(Data entries)
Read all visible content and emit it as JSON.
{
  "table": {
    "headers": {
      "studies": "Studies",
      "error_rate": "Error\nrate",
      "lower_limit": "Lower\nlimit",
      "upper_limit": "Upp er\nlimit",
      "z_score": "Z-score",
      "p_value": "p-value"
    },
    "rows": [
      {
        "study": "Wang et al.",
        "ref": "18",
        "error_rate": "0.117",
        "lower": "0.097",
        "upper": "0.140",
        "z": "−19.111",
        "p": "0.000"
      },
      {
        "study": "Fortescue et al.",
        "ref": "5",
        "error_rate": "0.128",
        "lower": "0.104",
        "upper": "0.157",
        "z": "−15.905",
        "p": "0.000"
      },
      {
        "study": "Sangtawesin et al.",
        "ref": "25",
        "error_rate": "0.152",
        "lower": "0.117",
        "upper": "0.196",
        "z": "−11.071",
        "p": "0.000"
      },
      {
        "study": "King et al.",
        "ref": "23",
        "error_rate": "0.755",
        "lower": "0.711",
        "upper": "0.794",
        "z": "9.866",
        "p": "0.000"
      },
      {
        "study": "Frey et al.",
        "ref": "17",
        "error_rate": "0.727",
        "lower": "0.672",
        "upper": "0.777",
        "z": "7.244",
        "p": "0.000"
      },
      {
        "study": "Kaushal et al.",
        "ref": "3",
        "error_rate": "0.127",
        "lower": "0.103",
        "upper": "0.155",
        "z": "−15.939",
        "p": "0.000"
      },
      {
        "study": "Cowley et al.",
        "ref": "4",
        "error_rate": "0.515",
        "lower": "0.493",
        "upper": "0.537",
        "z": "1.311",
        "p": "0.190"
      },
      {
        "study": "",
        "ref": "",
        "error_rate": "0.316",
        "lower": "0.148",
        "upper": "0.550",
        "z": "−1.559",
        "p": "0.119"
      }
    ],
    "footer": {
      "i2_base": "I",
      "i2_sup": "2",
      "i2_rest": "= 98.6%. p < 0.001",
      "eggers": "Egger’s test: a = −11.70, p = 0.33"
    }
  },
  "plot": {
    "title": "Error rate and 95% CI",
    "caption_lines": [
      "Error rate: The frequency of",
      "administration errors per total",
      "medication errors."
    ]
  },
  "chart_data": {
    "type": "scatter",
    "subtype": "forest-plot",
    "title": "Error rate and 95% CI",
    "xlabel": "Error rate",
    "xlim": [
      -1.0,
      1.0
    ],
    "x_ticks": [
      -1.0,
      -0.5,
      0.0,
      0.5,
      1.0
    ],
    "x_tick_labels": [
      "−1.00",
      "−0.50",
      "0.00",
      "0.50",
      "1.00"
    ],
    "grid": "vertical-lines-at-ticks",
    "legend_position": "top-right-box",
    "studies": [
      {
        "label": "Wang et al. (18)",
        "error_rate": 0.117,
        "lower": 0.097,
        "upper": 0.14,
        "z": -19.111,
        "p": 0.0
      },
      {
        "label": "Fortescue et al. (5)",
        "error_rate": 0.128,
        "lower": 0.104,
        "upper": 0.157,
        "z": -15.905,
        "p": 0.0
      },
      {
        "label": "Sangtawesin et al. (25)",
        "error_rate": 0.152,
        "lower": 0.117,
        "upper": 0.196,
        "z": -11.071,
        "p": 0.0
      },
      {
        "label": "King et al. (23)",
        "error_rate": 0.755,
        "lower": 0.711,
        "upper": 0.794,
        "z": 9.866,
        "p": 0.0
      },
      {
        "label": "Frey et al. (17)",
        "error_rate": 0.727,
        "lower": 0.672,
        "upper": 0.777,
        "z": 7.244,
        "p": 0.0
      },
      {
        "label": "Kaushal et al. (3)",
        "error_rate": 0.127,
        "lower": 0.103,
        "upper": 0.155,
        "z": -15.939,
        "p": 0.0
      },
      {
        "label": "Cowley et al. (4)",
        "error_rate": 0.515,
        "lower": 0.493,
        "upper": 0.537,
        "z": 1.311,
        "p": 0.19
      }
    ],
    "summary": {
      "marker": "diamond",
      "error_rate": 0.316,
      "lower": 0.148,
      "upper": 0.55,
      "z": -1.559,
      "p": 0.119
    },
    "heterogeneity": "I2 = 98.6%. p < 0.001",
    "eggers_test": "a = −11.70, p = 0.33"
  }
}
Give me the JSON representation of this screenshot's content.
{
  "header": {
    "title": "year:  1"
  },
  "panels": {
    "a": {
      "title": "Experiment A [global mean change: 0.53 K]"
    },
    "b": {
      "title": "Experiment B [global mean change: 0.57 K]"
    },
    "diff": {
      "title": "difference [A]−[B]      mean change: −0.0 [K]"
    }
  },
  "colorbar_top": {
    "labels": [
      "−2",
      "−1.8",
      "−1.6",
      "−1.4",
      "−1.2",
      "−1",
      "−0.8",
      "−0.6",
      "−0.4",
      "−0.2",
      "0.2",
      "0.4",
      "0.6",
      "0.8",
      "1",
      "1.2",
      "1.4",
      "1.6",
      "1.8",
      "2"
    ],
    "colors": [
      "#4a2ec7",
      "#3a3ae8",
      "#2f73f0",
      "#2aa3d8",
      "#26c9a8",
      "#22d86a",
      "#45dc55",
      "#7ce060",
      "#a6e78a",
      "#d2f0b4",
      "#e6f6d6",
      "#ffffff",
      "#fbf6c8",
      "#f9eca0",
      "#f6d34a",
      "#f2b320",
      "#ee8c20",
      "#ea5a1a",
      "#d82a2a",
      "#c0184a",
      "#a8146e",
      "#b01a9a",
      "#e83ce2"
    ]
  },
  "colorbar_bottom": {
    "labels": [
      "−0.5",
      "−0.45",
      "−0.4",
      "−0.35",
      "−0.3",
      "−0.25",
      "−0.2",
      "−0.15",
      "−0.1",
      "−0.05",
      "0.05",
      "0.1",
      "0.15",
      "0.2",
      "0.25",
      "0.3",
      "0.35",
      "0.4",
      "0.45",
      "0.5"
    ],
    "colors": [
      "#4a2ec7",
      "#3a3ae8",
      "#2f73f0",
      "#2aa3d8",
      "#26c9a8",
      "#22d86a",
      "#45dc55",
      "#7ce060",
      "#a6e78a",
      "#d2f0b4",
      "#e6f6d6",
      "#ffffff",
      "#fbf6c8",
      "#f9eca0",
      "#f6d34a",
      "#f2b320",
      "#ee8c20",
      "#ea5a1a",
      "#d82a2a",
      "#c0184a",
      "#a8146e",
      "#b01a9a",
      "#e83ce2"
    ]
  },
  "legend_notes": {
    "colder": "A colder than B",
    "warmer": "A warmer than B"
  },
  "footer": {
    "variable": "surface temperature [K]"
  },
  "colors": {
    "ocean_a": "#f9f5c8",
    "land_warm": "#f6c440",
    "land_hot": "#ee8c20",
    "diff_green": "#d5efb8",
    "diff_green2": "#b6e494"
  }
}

→ Goal of the exercise:
Identify each line in the entries with the word "global" and copy it.

→ Solution to this problem:
      "title": "Experiment A [global mean change: 0.53 K]"
      "title": "Experiment B [global mean change: 0.57 K]"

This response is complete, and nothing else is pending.